Os decretos de 8 de Outubro de 1910 e Portaria de 19 de Janeiro de 1911 arrematam a questão! Mas, que raio! Nem o auto, nem o oficio identificam o tal o prédio, que dizem inimigo da república. Quem seria o bruxo, que na molhada de casas e casinhas, o descortinou e escolheu?

Afinal, a culpa já estava retratada. A casita é pertença de Dona Amélia Mendes Alçada, irmã professa da Congregação das Doroteias, que a arrendou à Dona Maria Jesus Dá Mesquita. A Mendes Alçada vestiu o hábito a 16 de Dezembro de 1869 e faz votos simples em 11 de Abril de 1872. Mas a Comissão, que catava bens da Igreja, não tem documentos. Não consegue averiguar da naturalidade e filiação da Irmã Professa. É certo, que transpira pelas ruas da cidade fábrica e o senhor Director do Arquivo das Congregações também o sabe, que a Ameliazinha pode pertencer à grande família Mendes Alçada.

Mas, este ofício dá-nos uma mera informação. Com menos valor que o depoimento de uma testemunha. Não foi prestada com as seguranças e cautelas que a lei exige para as testemunhas. Os tribunais portugueses não se atrevem a beber as suas decisões em semelhante escrito particular. Seria o senhor Director do Arquivo a decidir o pleito!

Afinal, o papelucho até é altamente eloquente. Para provar, que o Estado laico e desancador da religião, à falta de razões e da verdade, faz romance! E desta vez tem graça. É um romancista, muito ilustre por sinal, quem passa a certidão com tal informação. Até parece que o senhor Aquilino Ribeiro, Director Interino do Arquivo das Congregações, estava a contar o seu “Romance da Raposa”. Esse escritor que cresceu numa aldeia no Norte de Portugal e conhece bem os animais. A raposa até roubava ao “bicho-homem” as “galinhas parvinhas”. A “raposa” muito esperta e comilona, que não gostava de hóstias, vinho do Porto e das Doroteias! O Estado em lugar de provar que Dona Amélia Alçada é freira de qualquer ordem regular, entretém-se a copiar de um livro a natureza do voto de pobreza no Instituto das Irmãs de Santo Doroteia, em 1889.

Almeida Eusébio, advogado “pro bono” da arrolada, aproveita e desanca no Borges Grainha. Um fulano que detestava os padres e foi o único herdeiro de um tio, muito católico, muito jesuíta, que o jornal a “Sentinela da Liberdade”, infernizava! Sobrinho que todo o país conhece pelo ódio contra tudo que cheirasse a bentinhos, rosários e afins. Já morreu esse célebre livre pensador e maçon, autor da “História da Maçonaria” e de “Os Jesuítas”. Um ingrato aluno da Companhia de Jesus que aproveitou as luzes que ali recebeu como noviço, para caluniar os seus mestres e educadores.

## TAREFA PEDIDA:
Segundo o texto, em que data vestiu o hábito Dona Amélia Mendes Alçada? Os registos são material à parte, independente do texto.

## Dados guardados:
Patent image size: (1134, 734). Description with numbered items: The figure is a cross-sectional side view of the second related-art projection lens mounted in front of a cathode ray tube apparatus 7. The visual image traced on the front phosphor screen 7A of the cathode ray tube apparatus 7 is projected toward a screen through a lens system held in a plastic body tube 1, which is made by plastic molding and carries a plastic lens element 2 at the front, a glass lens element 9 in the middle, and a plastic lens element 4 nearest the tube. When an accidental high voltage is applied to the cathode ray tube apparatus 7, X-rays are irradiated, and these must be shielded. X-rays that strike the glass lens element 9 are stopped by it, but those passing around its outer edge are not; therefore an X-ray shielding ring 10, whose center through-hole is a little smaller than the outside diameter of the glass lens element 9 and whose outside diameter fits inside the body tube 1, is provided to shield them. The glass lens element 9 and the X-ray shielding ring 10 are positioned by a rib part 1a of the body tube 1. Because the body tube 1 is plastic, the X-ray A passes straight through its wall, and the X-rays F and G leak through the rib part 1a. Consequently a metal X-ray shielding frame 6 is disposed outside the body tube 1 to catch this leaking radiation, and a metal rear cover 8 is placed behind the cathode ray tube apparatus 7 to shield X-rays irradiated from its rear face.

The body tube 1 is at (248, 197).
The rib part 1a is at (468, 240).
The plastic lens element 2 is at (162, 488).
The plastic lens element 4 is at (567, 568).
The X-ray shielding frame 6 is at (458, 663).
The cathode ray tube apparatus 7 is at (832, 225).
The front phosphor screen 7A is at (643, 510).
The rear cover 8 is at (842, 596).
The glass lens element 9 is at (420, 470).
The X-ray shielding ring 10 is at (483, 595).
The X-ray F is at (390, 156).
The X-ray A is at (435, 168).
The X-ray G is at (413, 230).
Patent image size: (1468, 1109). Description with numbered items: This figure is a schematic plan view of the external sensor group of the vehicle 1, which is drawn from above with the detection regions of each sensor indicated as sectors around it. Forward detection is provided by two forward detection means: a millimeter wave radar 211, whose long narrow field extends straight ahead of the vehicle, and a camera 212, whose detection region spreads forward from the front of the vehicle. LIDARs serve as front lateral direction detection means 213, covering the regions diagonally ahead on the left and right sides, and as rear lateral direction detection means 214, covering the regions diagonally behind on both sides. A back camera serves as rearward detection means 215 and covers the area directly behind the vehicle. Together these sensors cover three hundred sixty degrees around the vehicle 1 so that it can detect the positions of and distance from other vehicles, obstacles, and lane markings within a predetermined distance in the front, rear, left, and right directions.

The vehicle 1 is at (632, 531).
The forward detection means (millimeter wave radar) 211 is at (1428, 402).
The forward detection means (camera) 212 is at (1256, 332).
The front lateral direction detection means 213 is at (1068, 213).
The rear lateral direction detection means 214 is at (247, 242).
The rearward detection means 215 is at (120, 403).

## RESOLUÇÃO:
A 16 de Dezembro de 1869.